### Records shown ###

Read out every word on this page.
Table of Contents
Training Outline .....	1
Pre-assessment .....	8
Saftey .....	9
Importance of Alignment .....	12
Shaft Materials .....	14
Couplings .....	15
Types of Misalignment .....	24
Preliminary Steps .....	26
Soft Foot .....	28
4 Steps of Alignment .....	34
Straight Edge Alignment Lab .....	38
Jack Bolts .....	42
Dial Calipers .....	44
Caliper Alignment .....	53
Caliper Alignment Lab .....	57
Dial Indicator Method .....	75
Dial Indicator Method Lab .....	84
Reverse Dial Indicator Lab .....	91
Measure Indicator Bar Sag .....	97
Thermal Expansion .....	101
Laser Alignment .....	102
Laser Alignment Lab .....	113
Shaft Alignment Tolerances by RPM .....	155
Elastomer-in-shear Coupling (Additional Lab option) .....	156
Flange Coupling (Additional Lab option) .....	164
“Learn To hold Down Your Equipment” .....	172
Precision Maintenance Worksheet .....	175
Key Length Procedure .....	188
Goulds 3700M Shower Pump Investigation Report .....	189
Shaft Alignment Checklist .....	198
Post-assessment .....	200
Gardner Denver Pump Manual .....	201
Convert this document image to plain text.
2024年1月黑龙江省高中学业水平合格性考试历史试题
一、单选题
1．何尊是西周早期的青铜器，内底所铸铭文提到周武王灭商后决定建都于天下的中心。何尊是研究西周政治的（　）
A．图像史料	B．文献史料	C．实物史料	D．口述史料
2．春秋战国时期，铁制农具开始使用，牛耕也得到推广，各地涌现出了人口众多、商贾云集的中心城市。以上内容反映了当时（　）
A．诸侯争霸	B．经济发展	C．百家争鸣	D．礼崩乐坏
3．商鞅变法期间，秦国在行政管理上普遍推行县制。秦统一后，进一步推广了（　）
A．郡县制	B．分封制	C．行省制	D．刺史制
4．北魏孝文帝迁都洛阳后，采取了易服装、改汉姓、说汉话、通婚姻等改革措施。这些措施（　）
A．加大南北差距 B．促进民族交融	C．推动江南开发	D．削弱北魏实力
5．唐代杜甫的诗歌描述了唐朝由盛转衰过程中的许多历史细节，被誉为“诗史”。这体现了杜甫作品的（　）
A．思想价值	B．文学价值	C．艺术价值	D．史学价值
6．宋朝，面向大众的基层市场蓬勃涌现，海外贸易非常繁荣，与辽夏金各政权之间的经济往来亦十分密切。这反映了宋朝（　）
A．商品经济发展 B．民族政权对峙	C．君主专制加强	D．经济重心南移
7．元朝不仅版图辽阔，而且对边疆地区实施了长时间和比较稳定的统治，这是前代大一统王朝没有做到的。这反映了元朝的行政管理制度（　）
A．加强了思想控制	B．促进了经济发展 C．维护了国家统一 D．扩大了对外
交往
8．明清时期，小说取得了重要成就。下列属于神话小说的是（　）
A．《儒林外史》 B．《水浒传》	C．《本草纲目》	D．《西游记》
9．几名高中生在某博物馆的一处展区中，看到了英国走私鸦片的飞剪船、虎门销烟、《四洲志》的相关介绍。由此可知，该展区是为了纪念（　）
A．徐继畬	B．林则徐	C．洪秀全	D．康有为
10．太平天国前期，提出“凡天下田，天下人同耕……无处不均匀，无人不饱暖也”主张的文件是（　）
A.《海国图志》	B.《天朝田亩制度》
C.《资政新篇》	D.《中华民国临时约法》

###

**Directive:**
Retype all of the entries precisely as they are.

**The completed task:**
Read out every word on this page.
Table of Contents
Training Outline .....	1
Pre-assessment .....	8
Saftey .....	9
Importance of Alignment .....	12
Shaft Materials .....	14
Couplings .....	15
Types of Misalignment .....	24
Preliminary Steps .....	26
Soft Foot .....	28
4 Steps of Alignment .....	34
Straight Edge Alignment Lab .....	38
Jack Bolts .....	42
Dial Calipers .....	44
Caliper Alignment .....	53
Caliper Alignment Lab .....	57
Dial Indicator Method .....	75
Dial Indicator Method Lab .....	84
Reverse Dial Indicator Lab .....	91
Measure Indicator Bar Sag .....	97
Thermal Expansion .....	101
Laser Alignment .....	102
Laser Alignment Lab .....	113
Shaft Alignment Tolerances by RPM .....	155
Elastomer-in-shear Coupling (Additional Lab option) .....	156
Flange Coupling (Additional Lab option) .....	164
“Learn To hold Down Your Equipment” .....	172
Precision Maintenance Worksheet .....	175
Key Length Procedure .....	188
Goulds 3700M Shower Pump Investigation Report .....	189
Shaft Alignment Checklist .....	198
Post-assessment .....	200
Gardner Denver Pump Manual .....	201
Convert this document image to plain text.
2024年1月黑龙江省高中学业水平合格性考试历史试题
一、单选题
1．何尊是西周早期的青铜器，内底所铸铭文提到周武王灭商后决定建都于天下的中心。何尊是研究西周政治的（　）
A．图像史料	B．文献史料	C．实物史料	D．口述史料
2．春秋战国时期，铁制农具开始使用，牛耕也得到推广，各地涌现出了人口众多、商贾云集的中心城市。以上内容反映了当时（　）
A．诸侯争霸	B．经济发展	C．百家争鸣	D．礼崩乐坏
3．商鞅变法期间，秦国在行政管理上普遍推行县制。秦统一后，进一步推广了（　）
A．郡县制	B．分封制	C．行省制	D．刺史制
4．北魏孝文帝迁都洛阳后，采取了易服装、改汉姓、说汉话、通婚姻等改革措施。这些措施（　）
A．加大南北差距 B．促进民族交融	C．推动江南开发	D．削弱北魏实力
5．唐代杜甫的诗歌描述了唐朝由盛转衰过程中的许多历史细节，被誉为“诗史”。这体现了杜甫作品的（　）
A．思想价值	B．文学价值	C．艺术价值	D．史学价值
6．宋朝，面向大众的基层市场蓬勃涌现，海外贸易非常繁荣，与辽夏金各政权之间的经济往来亦十分密切。这反映了宋朝（　）
A．商品经济发展 B．民族政权对峙	C．君主专制加强	D．经济重心南移
7．元朝不仅版图辽阔，而且对边疆地区实施了长时间和比较稳定的统治，这是前代大一统王朝没有做到的。这反映了元朝的行政管理制度（　）
A．加强了思想控制	B．促进了经济发展 C．维护了国家统一 D．扩大了对外
交往
8．明清时期，小说取得了重要成就。下列属于神话小说的是（　）
A．《儒林外史》 B．《水浒传》	C．《本草纲目》	D．《西游记》
9．几名高中生在某博物馆的一处展区中，看到了英国走私鸦片的飞剪船、虎门销烟、《四洲志》的相关介绍。由此可知，该展区是为了纪念（　）
A．徐继畬	B．林则徐	C．洪秀全	D．康有为
10．太平天国前期，提出“凡天下田，天下人同耕……无处不均匀，无人不饱暖也”主张的文件是（　）
A.《海国图志》	B.《天朝田亩制度》
C.《资政新篇》	D.《中华民国临时约法》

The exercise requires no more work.